**Work instructions**
Write out each line exactly as it stands, please.
____
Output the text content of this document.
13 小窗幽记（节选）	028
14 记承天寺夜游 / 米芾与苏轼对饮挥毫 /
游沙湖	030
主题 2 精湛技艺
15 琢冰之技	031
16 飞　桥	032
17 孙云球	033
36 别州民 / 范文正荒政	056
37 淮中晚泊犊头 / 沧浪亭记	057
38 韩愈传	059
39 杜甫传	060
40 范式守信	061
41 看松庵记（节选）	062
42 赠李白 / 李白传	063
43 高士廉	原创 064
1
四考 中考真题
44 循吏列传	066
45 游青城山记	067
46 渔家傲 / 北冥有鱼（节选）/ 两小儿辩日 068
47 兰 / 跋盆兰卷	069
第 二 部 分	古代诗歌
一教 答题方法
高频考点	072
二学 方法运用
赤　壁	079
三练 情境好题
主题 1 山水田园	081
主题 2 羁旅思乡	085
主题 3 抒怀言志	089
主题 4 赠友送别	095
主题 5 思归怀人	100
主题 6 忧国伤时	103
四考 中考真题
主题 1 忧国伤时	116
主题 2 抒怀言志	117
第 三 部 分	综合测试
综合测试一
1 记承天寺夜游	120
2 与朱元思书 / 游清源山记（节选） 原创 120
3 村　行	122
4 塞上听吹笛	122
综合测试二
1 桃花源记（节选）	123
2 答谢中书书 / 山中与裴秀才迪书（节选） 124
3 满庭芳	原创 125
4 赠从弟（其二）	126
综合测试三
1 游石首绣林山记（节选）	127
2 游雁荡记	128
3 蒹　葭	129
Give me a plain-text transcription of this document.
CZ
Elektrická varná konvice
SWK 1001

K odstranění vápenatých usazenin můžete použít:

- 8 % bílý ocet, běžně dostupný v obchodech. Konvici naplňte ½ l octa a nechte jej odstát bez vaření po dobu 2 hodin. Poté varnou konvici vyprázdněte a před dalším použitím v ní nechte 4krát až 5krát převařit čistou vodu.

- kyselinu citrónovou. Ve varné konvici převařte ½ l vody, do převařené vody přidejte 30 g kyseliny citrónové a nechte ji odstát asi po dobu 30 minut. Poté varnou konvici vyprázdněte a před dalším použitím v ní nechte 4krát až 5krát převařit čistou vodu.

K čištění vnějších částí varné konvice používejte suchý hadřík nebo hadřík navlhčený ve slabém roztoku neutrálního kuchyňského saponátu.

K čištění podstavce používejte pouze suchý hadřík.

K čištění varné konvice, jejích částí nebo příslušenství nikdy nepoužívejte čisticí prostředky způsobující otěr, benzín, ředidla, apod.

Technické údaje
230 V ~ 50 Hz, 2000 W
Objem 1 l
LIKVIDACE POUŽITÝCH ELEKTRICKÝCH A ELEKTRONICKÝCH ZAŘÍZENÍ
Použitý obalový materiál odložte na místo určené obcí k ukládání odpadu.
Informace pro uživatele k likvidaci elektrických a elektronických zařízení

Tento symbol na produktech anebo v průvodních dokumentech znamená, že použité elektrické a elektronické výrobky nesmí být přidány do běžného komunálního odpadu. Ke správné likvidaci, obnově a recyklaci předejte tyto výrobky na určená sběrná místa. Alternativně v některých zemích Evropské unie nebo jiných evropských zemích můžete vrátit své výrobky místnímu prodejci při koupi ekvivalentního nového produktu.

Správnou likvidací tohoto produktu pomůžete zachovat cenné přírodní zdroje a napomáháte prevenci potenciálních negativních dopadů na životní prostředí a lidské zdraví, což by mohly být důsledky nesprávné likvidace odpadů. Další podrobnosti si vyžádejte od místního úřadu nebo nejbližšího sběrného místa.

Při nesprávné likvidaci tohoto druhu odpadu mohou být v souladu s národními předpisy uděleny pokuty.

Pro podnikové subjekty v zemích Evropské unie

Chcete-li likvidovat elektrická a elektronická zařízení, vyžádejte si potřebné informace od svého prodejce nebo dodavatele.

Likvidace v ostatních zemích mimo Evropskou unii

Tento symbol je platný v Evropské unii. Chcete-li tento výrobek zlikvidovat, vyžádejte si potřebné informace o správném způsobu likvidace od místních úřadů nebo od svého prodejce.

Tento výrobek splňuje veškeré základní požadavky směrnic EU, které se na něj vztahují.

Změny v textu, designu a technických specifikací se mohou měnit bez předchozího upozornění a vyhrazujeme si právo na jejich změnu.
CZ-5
____
**Reply**
Output the text content of this document.
13 小窗幽记（节选）	028
14 记承天寺夜游 / 米芾与苏轼对饮挥毫 /
游沙湖	030
主题 2 精湛技艺
15 琢冰之技	031
16 飞　桥	032
17 孙云球	033
36 别州民 / 范文正荒政	056
37 淮中晚泊犊头 / 沧浪亭记	057
38 韩愈传	059
39 杜甫传	060
40 范式守信	061
41 看松庵记（节选）	062
42 赠李白 / 李白传	063
43 高士廉	原创 064
1
四考 中考真题
44 循吏列传	066
45 游青城山记	067
46 渔家傲 / 北冥有鱼（节选）/ 两小儿辩日 068
47 兰 / 跋盆兰卷	069
第 二 部 分	古代诗歌
一教 答题方法
高频考点	072
二学 方法运用
赤　壁	079
三练 情境好题
主题 1 山水田园	081
主题 2 羁旅思乡	085
主题 3 抒怀言志	089
主题 4 赠友送别	095
主题 5 思归怀人	100
主题 6 忧国伤时	103
四考 中考真题
主题 1 忧国伤时	116
主题 2 抒怀言志	117
第 三 部 分	综合测试
综合测试一
1 记承天寺夜游	120
2 与朱元思书 / 游清源山记（节选） 原创 120
3 村　行	122
4 塞上听吹笛	122
综合测试二
1 桃花源记（节选）	123
2 答谢中书书 / 山中与裴秀才迪书（节选） 124
3 满庭芳	原创 125
4 赠从弟（其二）	126
综合测试三
1 游石首绣林山记（节选）	127
2 游雁荡记	128
3 蒹　葭	129
Give me a plain-text transcription of this document.
CZ
Elektrická varná konvice
SWK 1001

K odstranění vápenatých usazenin můžete použít:

- 8 % bílý ocet, běžně dostupný v obchodech. Konvici naplňte ½ l octa a nechte jej odstát bez vaření po dobu 2 hodin. Poté varnou konvici vyprázdněte a před dalším použitím v ní nechte 4krát až 5krát převařit čistou vodu.

- kyselinu citrónovou. Ve varné konvici převařte ½ l vody, do převařené vody přidejte 30 g kyseliny citrónové a nechte ji odstát asi po dobu 30 minut. Poté varnou konvici vyprázdněte a před dalším použitím v ní nechte 4krát až 5krát převařit čistou vodu.

K čištění vnějších částí varné konvice používejte suchý hadřík nebo hadřík navlhčený ve slabém roztoku neutrálního kuchyňského saponátu.

K čištění podstavce používejte pouze suchý hadřík.

K čištění varné konvice, jejích částí nebo příslušenství nikdy nepoužívejte čisticí prostředky způsobující otěr, benzín, ředidla, apod.

Technické údaje
230 V ~ 50 Hz, 2000 W
Objem 1 l
LIKVIDACE POUŽITÝCH ELEKTRICKÝCH A ELEKTRONICKÝCH ZAŘÍZENÍ
Použitý obalový materiál odložte na místo určené obcí k ukládání odpadu.
Informace pro uživatele k likvidaci elektrických a elektronických zařízení

Tento symbol na produktech anebo v průvodních dokumentech znamená, že použité elektrické a elektronické výrobky nesmí být přidány do běžného komunálního odpadu. Ke správné likvidaci, obnově a recyklaci předejte tyto výrobky na určená sběrná místa. Alternativně v některých zemích Evropské unie nebo jiných evropských zemích můžete vrátit své výrobky místnímu prodejci při koupi ekvivalentního nového produktu.

Správnou likvidací tohoto produktu pomůžete zachovat cenné přírodní zdroje a napomáháte prevenci potenciálních negativních dopadů na životní prostředí a lidské zdraví, což by mohly být důsledky nesprávné likvidace odpadů. Další podrobnosti si vyžádejte od místního úřadu nebo nejbližšího sběrného místa.

Při nesprávné likvidaci tohoto druhu odpadu mohou být v souladu s národními předpisy uděleny pokuty.

Pro podnikové subjekty v zemích Evropské unie

Chcete-li likvidovat elektrická a elektronická zařízení, vyžádejte si potřebné informace od svého prodejce nebo dodavatele.

Likvidace v ostatních zemích mimo Evropskou unii

Tento symbol je platný v Evropské unii. Chcete-li tento výrobek zlikvidovat, vyžádejte si potřebné informace o správném způsobu likvidace od místních úřadů nebo od svého prodejce.

Tento výrobek splňuje veškeré základní požadavky směrnic EU, které se na něj vztahují.

Změny v textu, designu a technických specifikací se mohou měnit bez předchozího upozornění a vyhrazujeme si právo na jejich změnu.
CZ-5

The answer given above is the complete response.